### Tarefas a fazer
**a)** Diga se cada frase abaixo bate com a notícia sobre o prefeito de Campina Grande, respondendo sim ou não e citando as palavras da notícia que decidem: (i) O luto oficial decretado dura três dias. (ii) Christianne Fátima era gestora de uma escola estadual. (iii) O decreto foi assinado na manhã de segunda-feira.
**b)** Prolongue a notícia sobre o prefeito de Campina Grande, começando logo depois da última frase que aparece.

### Trecho apresentado

^^^^

Prefeito de Campina defende inclusão dos trabalhadores da Educação em grupos prioritários da vacinação

Após decretar luto de três dias pela morte de professora, o prefeito de Campina Grande se posicionou pela inclusão dos trabalhadores da Educação entre os grupos prioritários de vacinação. O prefeito já levou a proposta a colegas de todo o Brasil e quer sensibilizar o Ministério da Saúde para o atendimento do pleito.

O prefeito Bruno Cunha Lima assinou decreto, na noite do domingo (31), estabelecendo luto oficial de três dias, em de Campina Grande, pela morte da professora Christianne Fátima, gestora da Escola Municipal Manoel Motta, em Bodocongó. Christianne faleceu por conta de complicações resultantes da covid-19.

Para Bruno Cunha Lima, a morte de Christianne Fátima, professora concursada com mais de 30 anos de carreira no Município e gestora de uma escola bilíngue que sempre se destacou no IDEB -, além de ser um fato que gerou comoção em toda a gestão e especialmente na rede municipal de ensino, tem um forte valor simbólico.

^^^^

### Dados em estudo
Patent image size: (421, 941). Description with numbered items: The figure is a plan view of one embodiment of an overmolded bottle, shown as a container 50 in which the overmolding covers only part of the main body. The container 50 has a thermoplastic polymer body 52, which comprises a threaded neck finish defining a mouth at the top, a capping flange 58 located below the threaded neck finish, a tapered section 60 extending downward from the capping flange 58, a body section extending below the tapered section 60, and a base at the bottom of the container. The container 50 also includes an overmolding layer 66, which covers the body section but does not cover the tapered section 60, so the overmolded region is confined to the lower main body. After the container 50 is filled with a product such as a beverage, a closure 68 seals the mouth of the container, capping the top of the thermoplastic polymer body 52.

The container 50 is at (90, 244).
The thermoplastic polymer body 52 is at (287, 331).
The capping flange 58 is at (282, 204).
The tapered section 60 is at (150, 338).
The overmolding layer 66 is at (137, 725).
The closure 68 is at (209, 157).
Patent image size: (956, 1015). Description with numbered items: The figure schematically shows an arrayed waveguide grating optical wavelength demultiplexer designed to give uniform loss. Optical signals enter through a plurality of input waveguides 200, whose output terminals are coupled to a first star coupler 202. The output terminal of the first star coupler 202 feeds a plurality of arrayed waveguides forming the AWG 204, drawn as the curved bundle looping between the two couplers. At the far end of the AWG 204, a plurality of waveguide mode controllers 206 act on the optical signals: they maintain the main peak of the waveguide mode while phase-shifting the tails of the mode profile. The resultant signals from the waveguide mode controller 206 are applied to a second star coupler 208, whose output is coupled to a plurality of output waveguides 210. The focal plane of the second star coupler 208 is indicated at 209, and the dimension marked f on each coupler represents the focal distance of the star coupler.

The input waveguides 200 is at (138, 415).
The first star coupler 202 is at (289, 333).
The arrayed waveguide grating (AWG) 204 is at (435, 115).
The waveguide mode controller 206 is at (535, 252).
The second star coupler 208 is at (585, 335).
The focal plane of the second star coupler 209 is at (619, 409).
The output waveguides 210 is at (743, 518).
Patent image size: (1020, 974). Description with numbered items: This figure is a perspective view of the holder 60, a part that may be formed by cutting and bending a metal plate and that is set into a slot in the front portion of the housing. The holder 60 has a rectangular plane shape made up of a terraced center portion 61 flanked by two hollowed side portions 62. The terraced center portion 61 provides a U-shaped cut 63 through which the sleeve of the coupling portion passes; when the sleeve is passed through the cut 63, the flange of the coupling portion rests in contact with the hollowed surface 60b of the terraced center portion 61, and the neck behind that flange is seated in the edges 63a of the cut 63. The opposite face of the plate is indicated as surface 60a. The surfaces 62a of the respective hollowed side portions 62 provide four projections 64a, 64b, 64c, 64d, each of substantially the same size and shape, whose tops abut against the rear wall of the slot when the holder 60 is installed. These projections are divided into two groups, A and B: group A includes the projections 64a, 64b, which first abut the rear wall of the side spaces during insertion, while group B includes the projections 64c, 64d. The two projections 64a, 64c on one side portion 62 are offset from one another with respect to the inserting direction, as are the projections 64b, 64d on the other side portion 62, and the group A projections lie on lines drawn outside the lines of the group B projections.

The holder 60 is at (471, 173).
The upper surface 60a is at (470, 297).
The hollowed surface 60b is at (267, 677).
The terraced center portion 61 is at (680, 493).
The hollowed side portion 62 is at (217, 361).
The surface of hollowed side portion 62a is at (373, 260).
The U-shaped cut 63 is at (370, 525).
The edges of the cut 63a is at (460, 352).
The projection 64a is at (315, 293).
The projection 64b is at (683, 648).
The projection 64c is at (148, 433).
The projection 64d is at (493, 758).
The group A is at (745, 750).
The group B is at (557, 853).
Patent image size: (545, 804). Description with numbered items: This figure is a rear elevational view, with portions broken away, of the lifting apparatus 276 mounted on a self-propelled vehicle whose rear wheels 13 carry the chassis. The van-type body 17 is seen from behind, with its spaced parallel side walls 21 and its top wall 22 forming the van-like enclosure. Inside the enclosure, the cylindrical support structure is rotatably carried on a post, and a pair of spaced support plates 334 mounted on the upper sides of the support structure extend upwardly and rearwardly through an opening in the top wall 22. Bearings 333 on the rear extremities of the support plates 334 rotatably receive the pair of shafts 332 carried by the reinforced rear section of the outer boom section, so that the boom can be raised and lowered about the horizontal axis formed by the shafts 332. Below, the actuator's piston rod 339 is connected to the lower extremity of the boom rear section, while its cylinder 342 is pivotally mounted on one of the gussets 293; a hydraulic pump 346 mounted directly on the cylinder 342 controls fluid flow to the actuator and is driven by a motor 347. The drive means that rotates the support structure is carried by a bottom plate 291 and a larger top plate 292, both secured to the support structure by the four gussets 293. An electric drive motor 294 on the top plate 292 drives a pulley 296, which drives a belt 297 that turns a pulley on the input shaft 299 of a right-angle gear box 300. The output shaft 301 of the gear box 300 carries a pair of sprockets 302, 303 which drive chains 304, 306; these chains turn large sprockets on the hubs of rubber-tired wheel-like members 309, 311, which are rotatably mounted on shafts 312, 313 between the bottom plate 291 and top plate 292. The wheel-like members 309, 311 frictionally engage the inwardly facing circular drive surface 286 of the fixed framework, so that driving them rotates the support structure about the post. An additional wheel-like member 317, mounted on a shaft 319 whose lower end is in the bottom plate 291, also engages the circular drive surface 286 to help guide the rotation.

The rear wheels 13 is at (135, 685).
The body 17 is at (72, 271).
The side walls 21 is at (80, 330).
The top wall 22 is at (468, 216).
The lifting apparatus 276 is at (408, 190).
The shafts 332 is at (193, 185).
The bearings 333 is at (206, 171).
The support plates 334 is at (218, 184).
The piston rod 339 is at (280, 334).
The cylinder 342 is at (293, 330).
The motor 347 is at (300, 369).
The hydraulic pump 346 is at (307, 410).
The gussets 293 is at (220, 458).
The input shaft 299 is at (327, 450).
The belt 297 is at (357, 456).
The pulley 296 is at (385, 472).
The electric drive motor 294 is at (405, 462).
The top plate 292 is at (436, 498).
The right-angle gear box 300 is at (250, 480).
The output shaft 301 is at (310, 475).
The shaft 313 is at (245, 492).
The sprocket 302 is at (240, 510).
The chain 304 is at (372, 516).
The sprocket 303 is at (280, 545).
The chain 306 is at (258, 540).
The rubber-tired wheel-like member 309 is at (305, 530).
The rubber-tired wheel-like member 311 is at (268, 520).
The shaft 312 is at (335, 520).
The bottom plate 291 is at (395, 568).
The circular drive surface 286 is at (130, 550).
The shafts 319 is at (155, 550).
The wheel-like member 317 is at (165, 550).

^^^^

### Respostas do exercício
**a)**
(i) Sim: "estabelecendo luto oficial de três dias".
(ii) Não: "gestora da Escola Municipal Manoel Motta".
(iii) Não: "na noite do domingo (31)".

**b)**
“A morte de Christianne é um importante alerta para todos nós, que defendemos um olhar especial para o setor da Educação, nesta pandemia”, observou Bruno, revelando que, esta semana, pretende mobilizar a cidade para um grande movimento em favor do setor.

A ideia de Bruno, em homenagem à ex-gestora da Manoel Motta, é articular uma manifestação, na cidade, envolvendo todos os segmentos que formam a comunidade escolar do Município e outros setores, para tentar sensibilizar o Ministério da Saúde sobre a importância de incluir todos os trabalhadores da Educação nos grupos prioritários de vacinação.

O gestor campinense vem defendendo essa proposta desde reunião com outros prefeitos das capitais e das principais cidades brasileiras, realizada no último dia 14 de janeiro, numa videoconferência promovida pelo Ministério da Saúde.